==== Records to process ====

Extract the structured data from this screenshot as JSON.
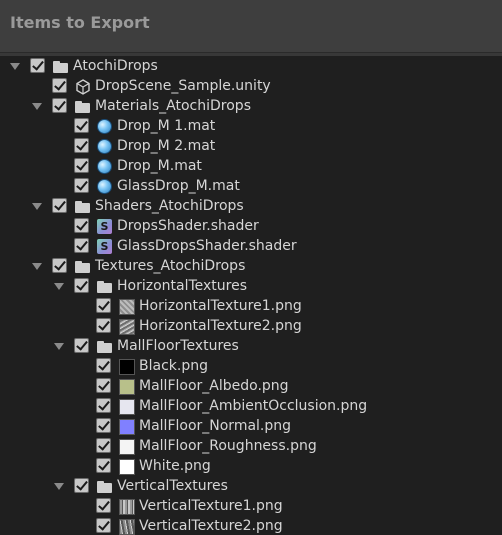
{
  "header": {
    "title": "Items to Export"
  },
  "tree": [
    {
      "depth": 0,
      "arrow": true,
      "icon": "folder-icon",
      "label": "AtochiDrops"
    },
    {
      "depth": 1,
      "arrow": false,
      "icon": "unity-scene-icon",
      "label": "DropScene_Sample.unity"
    },
    {
      "depth": 1,
      "arrow": true,
      "icon": "folder-icon",
      "label": "Materials_AtochiDrops"
    },
    {
      "depth": 2,
      "arrow": false,
      "icon": "material-icon",
      "label": "Drop_M 1.mat"
    },
    {
      "depth": 2,
      "arrow": false,
      "icon": "material-icon",
      "label": "Drop_M 2.mat"
    },
    {
      "depth": 2,
      "arrow": false,
      "icon": "material-icon",
      "label": "Drop_M.mat"
    },
    {
      "depth": 2,
      "arrow": false,
      "icon": "material-icon",
      "label": "GlassDrop_M.mat"
    },
    {
      "depth": 1,
      "arrow": true,
      "icon": "folder-icon",
      "label": "Shaders_AtochiDrops"
    },
    {
      "depth": 2,
      "arrow": false,
      "icon": "shader-icon",
      "label": "DropsShader.shader"
    },
    {
      "depth": 2,
      "arrow": false,
      "icon": "shader-icon",
      "label": "GlassDropsShader.shader"
    },
    {
      "depth": 1,
      "arrow": true,
      "icon": "folder-icon",
      "label": "Textures_AtochiDrops"
    },
    {
      "depth": 2,
      "arrow": true,
      "icon": "folder-icon",
      "label": "HorizontalTextures"
    },
    {
      "depth": 3,
      "arrow": false,
      "icon": "texture-icon",
      "tex": "tex-h1",
      "label": "HorizontalTexture1.png"
    },
    {
      "depth": 3,
      "arrow": false,
      "icon": "texture-icon",
      "tex": "tex-h2",
      "label": "HorizontalTexture2.png"
    },
    {
      "depth": 2,
      "arrow": true,
      "icon": "folder-icon",
      "label": "MallFloorTextures"
    },
    {
      "depth": 3,
      "arrow": false,
      "icon": "texture-icon",
      "tex": "tex-black",
      "label": "Black.png"
    },
    {
      "depth": 3,
      "arrow": false,
      "icon": "texture-icon",
      "tex": "tex-albedo",
      "label": "MallFloor_Albedo.png"
    },
    {
      "depth": 3,
      "arrow": false,
      "icon": "texture-icon",
      "tex": "tex-ao",
      "label": "MallFloor_AmbientOcclusion.png"
    },
    {
      "depth": 3,
      "arrow": false,
      "icon": "texture-icon",
      "tex": "tex-normal",
      "label": "MallFloor_Normal.png"
    },
    {
      "depth": 3,
      "arrow": false,
      "icon": "texture-icon",
      "tex": "tex-rough",
      "label": "MallFloor_Roughness.png"
    },
    {
      "depth": 3,
      "arrow": false,
      "icon": "texture-icon",
      "tex": "tex-white",
      "label": "White.png"
    },
    {
      "depth": 2,
      "arrow": true,
      "icon": "folder-icon",
      "label": "VerticalTextures"
    },
    {
      "depth": 3,
      "arrow": false,
      "icon": "texture-icon",
      "tex": "tex-v1",
      "label": "VerticalTexture1.png"
    },
    {
      "depth": 3,
      "arrow": false,
      "icon": "texture-icon",
      "tex": "tex-v2",
      "label": "VerticalTexture2.png"
    }
  ]
}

====

*Your task*.
Make an exact copy of the records above, with the pictures left out.

*Complete response*.
Extract the structured data from this screenshot as JSON.
{
  "header": {
    "title": "Items to Export"
  },
  "tree": [
    {
      "depth": 0,
      "arrow": true,
      "icon": "folder-icon",
      "label": "AtochiDrops"
    },
    {
      "depth": 1,
      "arrow": false,
      "icon": "unity-scene-icon",
      "label": "DropScene_Sample.unity"
    },
    {
      "depth": 1,
      "arrow": true,
      "icon": "folder-icon",
      "label": "Materials_AtochiDrops"
    },
    {
      "depth": 2,
      "arrow": false,
      "icon": "material-icon",
      "label": "Drop_M 1.mat"
    },
    {
      "depth": 2,
      "arrow": false,
      "icon": "material-icon",
      "label": "Drop_M 2.mat"
    },
    {
      "depth": 2,
      "arrow": false,
      "icon": "material-icon",
      "label": "Drop_M.mat"
    },
    {
      "depth": 2,
      "arrow": false,
      "icon": "material-icon",
      "label": "GlassDrop_M.mat"
    },
    {
      "depth": 1,
      "arrow": true,
      "icon": "folder-icon",
      "label": "Shaders_AtochiDrops"
    },
    {
      "depth": 2,
      "arrow": false,
      "icon": "shader-icon",
      "label": "DropsShader.shader"
    },
    {
      "depth": 2,
      "arrow": false,
      "icon": "shader-icon",
      "label": "GlassDropsShader.shader"
    },
    {
      "depth": 1,
      "arrow": true,
      "icon": "folder-icon",
      "label": "Textures_AtochiDrops"
    },
    {
      "depth": 2,
      "arrow": true,
      "icon": "folder-icon",
      "label": "HorizontalTextures"
    },
    {
      "depth": 3,
      "arrow": false,
      "icon": "texture-icon",
      "tex": "tex-h1",
      "label": "HorizontalTexture1.png"
    },
    {
      "depth": 3,
      "arrow": false,
      "icon": "texture-icon",
      "tex": "tex-h2",
      "label": "HorizontalTexture2.png"
    },
    {
      "depth": 2,
      "arrow": true,
      "icon": "folder-icon",
      "label": "MallFloorTextures"
    },
    {
      "depth": 3,
      "arrow": false,
      "icon": "texture-icon",
      "tex": "tex-black",
      "label": "Black.png"
    },
    {
      "depth": 3,
      "arrow": false,
      "icon": "texture-icon",
      "tex": "tex-albedo",
      "label": "MallFloor_Albedo.png"
    },
    {
      "depth": 3,
      "arrow": false,
      "icon": "texture-icon",
      "tex": "tex-ao",
      "label": "MallFloor_AmbientOcclusion.png"
    },
    {
      "depth": 3,
      "arrow": false,
      "icon": "texture-icon",
      "tex": "tex-normal",
      "label": "MallFloor_Normal.png"
    },
    {
      "depth": 3,
      "arrow": false,
      "icon": "texture-icon",
      "tex": "tex-rough",
      "label": "MallFloor_Roughness.png"
    },
    {
      "depth": 3,
      "arrow": false,
      "icon": "texture-icon",
      "tex": "tex-white",
      "label": "White.png"
    },
    {
      "depth": 2,
      "arrow": true,
      "icon": "folder-icon",
      "label": "VerticalTextures"
    },
    {
      "depth": 3,
      "arrow": false,
      "icon": "texture-icon",
      "tex": "tex-v1",
      "label": "VerticalTexture1.png"
    },
    {
      "depth": 3,
      "arrow": false,
      "icon": "texture-icon",
      "tex": "tex-v2",
      "label": "VerticalTexture2.png"
    }
  ]
}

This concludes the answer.